_SHORT PROBLEM_
Provide only the number of lines in the data below that contain the word "纪委书记".

━━━ MATERIAL PROVIDED

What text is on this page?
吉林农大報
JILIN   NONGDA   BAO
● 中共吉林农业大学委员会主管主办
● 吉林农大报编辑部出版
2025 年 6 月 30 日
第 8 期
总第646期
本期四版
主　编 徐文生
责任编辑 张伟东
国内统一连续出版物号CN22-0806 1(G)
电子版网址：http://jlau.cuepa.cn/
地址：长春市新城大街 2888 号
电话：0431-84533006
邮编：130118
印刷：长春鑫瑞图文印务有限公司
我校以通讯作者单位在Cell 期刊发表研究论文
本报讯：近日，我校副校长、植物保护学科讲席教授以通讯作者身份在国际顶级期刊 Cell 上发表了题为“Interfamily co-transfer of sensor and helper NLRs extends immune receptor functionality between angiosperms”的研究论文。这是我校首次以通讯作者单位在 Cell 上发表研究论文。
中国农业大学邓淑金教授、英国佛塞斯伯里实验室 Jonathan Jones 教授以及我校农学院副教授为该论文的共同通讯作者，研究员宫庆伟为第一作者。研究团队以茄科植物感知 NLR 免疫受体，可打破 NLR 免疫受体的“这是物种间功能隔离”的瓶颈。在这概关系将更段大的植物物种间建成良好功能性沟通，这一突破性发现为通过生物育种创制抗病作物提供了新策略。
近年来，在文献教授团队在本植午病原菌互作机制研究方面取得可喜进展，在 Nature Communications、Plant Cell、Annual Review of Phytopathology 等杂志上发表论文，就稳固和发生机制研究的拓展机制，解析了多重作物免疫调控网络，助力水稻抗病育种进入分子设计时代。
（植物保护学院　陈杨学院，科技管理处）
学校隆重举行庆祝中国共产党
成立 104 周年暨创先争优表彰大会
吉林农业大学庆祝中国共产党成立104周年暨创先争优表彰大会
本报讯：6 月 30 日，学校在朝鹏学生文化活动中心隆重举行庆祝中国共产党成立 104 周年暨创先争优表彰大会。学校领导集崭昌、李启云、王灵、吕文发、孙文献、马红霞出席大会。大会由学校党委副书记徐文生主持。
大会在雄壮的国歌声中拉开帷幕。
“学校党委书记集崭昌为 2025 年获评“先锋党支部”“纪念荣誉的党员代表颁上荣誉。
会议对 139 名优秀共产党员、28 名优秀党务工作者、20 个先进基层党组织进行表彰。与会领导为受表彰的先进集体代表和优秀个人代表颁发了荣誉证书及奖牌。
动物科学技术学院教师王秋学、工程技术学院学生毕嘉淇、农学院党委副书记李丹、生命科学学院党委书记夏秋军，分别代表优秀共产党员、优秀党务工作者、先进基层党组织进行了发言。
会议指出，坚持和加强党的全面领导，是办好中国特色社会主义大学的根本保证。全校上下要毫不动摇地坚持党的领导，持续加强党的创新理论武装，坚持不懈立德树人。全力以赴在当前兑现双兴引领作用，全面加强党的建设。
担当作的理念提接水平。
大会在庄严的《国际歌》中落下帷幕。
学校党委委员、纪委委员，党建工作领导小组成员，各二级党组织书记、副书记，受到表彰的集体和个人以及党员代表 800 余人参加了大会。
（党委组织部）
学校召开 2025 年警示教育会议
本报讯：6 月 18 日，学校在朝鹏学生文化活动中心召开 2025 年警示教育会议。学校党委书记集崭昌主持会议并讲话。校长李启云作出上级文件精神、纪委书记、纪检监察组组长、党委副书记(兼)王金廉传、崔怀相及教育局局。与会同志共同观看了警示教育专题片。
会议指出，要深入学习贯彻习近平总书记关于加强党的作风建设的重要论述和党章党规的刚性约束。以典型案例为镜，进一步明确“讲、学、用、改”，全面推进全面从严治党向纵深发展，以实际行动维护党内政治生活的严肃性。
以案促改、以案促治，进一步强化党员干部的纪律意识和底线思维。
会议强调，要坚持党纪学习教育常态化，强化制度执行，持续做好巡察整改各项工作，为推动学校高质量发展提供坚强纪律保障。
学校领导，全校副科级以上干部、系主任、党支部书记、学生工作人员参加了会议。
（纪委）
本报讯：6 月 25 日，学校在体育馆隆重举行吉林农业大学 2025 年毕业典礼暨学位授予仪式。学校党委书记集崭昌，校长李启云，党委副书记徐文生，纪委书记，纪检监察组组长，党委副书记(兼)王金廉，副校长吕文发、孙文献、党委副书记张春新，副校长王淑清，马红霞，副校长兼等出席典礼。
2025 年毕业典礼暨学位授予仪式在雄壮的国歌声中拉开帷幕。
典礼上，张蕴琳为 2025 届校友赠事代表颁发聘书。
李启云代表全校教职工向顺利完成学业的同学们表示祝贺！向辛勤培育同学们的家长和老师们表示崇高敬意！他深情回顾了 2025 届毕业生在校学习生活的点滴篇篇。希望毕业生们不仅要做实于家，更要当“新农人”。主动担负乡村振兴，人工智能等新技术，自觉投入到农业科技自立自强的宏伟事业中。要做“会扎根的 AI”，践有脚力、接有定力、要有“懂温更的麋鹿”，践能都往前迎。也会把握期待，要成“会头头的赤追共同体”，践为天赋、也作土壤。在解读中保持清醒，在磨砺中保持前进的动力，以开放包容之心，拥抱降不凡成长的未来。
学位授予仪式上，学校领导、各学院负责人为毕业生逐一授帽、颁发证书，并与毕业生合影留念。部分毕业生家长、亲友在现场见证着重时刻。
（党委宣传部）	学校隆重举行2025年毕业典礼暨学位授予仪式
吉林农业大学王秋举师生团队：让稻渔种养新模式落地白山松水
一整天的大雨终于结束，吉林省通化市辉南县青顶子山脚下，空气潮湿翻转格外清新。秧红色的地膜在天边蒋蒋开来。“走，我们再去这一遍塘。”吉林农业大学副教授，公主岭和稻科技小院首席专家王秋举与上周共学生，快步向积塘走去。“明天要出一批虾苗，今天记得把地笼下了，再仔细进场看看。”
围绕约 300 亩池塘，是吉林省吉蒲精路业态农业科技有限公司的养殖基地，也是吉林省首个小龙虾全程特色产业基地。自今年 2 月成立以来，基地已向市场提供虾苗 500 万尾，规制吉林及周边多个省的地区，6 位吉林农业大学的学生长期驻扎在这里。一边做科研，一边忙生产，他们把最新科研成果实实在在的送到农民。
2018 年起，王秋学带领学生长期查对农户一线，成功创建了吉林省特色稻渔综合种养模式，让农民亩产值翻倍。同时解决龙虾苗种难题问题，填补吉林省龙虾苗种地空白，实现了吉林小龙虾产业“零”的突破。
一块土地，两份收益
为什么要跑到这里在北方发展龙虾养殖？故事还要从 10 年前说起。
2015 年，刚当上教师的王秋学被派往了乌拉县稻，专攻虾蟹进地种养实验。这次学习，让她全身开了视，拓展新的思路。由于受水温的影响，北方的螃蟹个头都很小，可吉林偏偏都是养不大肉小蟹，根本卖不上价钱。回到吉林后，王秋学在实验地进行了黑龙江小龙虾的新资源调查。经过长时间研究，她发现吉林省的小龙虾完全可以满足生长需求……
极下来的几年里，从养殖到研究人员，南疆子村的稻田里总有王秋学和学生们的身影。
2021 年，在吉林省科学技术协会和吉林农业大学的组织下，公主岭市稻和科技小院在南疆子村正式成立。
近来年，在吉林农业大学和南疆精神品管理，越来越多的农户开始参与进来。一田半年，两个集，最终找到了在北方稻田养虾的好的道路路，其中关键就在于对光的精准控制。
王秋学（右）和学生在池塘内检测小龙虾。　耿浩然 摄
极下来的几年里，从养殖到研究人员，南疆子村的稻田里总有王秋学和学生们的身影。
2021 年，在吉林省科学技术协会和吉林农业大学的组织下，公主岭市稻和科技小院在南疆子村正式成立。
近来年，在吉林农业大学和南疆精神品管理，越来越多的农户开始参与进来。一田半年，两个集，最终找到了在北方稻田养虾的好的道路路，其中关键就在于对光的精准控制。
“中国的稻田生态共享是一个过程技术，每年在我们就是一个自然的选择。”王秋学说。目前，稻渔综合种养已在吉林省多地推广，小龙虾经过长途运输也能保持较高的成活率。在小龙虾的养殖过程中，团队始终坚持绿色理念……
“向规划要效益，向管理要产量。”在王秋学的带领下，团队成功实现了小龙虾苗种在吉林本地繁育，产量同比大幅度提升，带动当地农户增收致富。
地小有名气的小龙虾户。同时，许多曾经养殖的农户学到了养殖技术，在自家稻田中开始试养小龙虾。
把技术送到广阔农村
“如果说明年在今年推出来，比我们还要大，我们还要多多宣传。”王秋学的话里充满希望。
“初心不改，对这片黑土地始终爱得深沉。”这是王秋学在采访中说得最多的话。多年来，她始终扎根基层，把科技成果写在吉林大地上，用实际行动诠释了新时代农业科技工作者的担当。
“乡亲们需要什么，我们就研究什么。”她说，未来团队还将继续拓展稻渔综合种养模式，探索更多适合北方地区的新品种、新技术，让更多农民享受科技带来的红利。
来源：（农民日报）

━━━━━━

_RESPONSE_
2